━━ Data section ━━

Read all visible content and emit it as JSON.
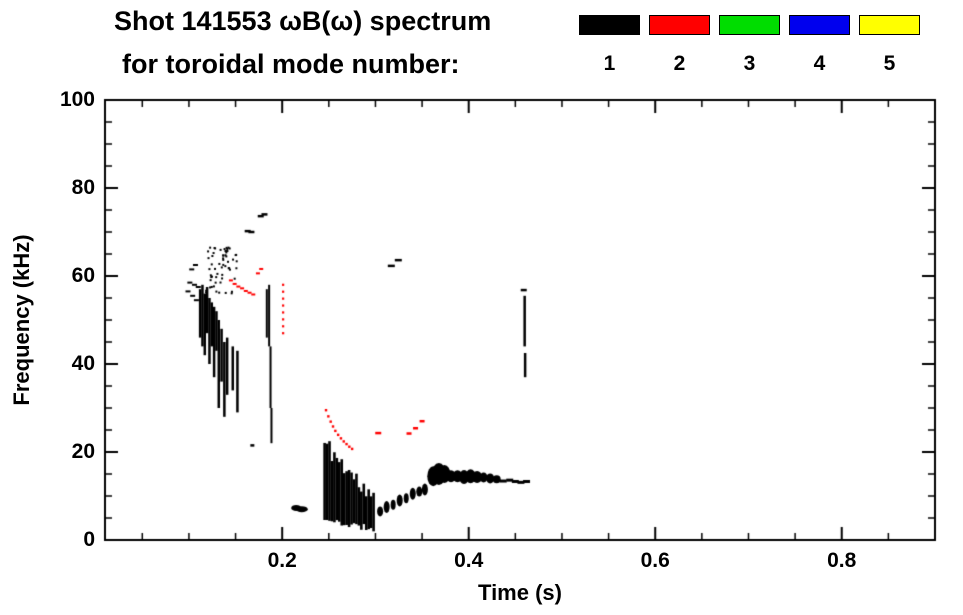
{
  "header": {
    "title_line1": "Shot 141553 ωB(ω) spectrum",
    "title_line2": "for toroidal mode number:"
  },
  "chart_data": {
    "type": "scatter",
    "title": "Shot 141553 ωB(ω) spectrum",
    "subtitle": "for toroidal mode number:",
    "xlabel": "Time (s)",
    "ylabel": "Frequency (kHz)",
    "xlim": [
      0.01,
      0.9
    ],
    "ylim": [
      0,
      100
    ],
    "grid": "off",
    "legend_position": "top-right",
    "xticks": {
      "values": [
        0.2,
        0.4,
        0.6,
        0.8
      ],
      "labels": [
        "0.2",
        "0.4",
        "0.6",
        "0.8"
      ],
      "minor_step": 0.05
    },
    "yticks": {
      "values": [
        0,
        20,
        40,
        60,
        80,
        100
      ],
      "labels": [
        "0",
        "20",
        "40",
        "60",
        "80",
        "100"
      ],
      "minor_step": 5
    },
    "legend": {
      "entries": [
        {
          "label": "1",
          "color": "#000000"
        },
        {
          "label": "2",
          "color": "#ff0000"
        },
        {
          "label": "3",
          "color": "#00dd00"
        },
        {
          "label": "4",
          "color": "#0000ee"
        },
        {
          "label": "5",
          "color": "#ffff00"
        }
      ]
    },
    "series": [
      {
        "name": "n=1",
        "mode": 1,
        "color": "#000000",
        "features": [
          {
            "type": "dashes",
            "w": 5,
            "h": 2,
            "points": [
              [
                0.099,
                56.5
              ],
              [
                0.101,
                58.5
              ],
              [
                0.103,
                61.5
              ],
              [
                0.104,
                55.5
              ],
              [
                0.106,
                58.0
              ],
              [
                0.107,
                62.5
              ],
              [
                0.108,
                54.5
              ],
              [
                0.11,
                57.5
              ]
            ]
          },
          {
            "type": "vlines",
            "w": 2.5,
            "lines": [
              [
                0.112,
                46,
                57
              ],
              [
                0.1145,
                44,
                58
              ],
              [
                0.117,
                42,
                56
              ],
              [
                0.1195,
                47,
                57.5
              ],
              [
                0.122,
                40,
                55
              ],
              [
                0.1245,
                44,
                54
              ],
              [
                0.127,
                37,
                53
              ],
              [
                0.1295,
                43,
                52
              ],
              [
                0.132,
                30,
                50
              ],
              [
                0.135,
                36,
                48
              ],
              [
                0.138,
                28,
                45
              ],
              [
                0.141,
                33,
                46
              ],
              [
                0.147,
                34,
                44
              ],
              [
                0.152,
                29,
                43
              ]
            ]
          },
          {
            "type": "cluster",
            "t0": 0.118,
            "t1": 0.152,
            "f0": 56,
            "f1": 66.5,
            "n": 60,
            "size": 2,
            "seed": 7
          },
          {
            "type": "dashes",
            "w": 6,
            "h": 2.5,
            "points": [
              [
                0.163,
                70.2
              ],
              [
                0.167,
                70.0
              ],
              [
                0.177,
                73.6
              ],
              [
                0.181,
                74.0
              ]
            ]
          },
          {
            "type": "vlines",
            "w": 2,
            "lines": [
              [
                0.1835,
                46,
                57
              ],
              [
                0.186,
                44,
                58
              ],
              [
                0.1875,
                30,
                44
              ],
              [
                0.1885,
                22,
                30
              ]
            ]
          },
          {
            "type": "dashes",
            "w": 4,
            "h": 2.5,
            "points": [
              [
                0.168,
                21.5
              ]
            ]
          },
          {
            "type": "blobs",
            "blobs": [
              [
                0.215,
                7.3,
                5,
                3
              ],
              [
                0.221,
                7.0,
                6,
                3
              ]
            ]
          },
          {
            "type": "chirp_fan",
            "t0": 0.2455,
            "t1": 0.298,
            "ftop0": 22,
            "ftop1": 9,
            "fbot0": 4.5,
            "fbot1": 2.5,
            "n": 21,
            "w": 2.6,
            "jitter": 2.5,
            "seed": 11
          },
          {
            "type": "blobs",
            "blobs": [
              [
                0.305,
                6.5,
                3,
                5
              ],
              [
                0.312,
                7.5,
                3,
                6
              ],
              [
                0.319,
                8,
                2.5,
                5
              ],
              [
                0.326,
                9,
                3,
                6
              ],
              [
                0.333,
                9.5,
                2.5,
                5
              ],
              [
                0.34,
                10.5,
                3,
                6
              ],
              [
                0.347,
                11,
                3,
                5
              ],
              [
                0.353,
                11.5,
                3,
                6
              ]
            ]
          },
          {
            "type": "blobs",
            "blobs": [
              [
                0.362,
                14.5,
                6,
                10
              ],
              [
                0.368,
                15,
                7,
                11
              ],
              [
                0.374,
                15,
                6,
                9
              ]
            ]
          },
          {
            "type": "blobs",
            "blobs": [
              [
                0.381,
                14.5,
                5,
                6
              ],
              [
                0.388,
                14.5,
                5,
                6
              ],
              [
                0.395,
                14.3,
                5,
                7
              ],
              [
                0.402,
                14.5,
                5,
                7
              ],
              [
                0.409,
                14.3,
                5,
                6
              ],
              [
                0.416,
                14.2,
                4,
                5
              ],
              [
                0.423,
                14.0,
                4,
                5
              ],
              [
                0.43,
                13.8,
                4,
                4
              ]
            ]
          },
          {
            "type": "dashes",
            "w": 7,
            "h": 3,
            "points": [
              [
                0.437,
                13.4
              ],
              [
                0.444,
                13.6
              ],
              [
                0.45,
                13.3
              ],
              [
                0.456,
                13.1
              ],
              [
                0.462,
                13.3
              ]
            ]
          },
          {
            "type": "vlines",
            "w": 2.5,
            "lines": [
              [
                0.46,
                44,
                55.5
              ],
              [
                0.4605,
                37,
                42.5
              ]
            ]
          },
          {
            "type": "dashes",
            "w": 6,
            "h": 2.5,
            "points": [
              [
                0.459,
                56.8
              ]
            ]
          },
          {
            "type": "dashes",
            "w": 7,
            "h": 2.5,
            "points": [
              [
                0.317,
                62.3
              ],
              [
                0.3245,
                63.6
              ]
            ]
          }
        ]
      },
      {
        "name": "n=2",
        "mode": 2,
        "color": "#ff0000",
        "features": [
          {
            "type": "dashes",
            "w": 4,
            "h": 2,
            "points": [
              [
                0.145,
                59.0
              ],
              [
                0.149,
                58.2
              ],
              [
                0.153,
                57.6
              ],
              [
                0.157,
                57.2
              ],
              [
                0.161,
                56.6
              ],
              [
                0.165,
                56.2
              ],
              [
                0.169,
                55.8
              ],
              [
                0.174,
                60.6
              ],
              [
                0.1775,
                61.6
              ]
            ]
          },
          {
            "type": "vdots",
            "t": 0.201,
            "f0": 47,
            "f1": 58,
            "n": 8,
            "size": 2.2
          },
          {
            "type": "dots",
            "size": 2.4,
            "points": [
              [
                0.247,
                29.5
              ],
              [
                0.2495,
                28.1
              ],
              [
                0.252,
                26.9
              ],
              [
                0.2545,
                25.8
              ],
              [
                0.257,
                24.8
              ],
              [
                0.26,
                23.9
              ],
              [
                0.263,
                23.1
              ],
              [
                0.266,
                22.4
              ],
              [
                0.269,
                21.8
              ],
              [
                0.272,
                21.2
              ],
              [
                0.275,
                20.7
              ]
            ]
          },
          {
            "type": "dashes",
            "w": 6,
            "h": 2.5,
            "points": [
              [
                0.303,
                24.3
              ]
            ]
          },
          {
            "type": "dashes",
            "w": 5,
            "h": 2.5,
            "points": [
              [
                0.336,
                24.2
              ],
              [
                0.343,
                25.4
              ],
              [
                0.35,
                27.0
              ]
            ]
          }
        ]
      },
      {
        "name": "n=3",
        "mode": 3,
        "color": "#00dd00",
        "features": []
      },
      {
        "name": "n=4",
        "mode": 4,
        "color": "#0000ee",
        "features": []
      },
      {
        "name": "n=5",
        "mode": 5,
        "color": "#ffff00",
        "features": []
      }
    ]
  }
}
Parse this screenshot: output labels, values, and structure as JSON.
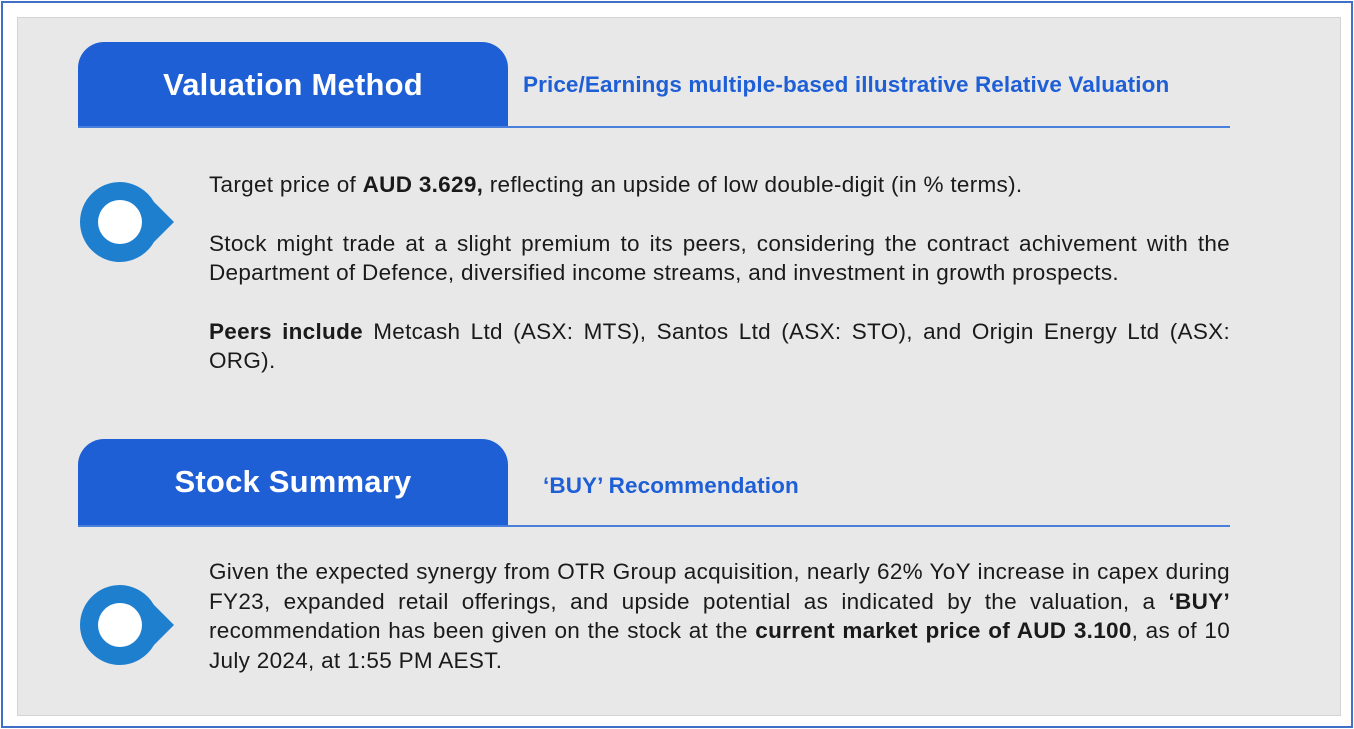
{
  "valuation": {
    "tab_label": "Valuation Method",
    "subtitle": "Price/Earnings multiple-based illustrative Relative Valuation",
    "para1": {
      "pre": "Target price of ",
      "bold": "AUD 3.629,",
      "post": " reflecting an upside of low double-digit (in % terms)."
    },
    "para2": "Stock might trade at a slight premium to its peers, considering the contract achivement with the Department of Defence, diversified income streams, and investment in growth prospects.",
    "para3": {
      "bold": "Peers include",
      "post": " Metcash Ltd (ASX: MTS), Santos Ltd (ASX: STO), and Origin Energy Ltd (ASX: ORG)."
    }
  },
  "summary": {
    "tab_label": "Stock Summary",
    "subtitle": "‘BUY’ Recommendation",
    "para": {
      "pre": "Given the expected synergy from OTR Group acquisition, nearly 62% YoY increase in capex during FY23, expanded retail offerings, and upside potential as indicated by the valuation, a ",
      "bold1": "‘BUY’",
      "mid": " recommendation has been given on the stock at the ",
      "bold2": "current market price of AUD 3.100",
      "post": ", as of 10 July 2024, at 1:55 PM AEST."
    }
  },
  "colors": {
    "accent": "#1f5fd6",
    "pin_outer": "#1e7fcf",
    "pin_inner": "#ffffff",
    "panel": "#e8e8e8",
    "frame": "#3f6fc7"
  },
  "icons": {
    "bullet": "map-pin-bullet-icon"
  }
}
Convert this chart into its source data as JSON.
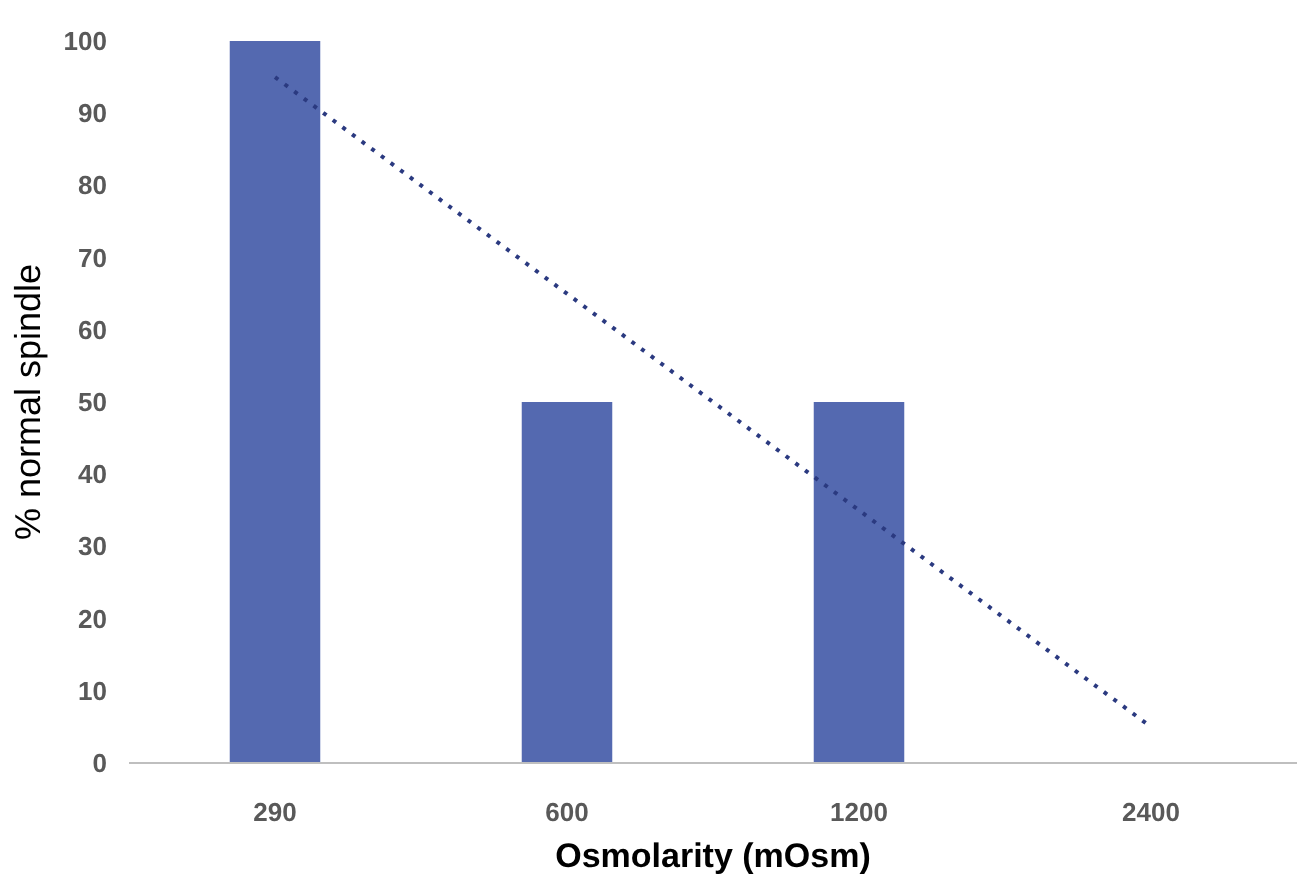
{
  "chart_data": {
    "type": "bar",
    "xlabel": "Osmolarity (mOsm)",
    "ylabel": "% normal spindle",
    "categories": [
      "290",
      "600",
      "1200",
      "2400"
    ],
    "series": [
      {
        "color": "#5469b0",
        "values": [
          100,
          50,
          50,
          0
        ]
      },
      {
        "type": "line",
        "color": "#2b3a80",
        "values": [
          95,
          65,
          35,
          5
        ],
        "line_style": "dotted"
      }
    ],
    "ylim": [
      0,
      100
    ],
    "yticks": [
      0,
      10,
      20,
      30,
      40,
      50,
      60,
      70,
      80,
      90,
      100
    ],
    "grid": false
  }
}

━━━

◆ Exercise brief: Working from the listing above, pick out every line that has "number" and copy it.

◆ Written response:
    "title_line2": "for toroidal mode number:"
    "subtitle": "for toroidal mode number:",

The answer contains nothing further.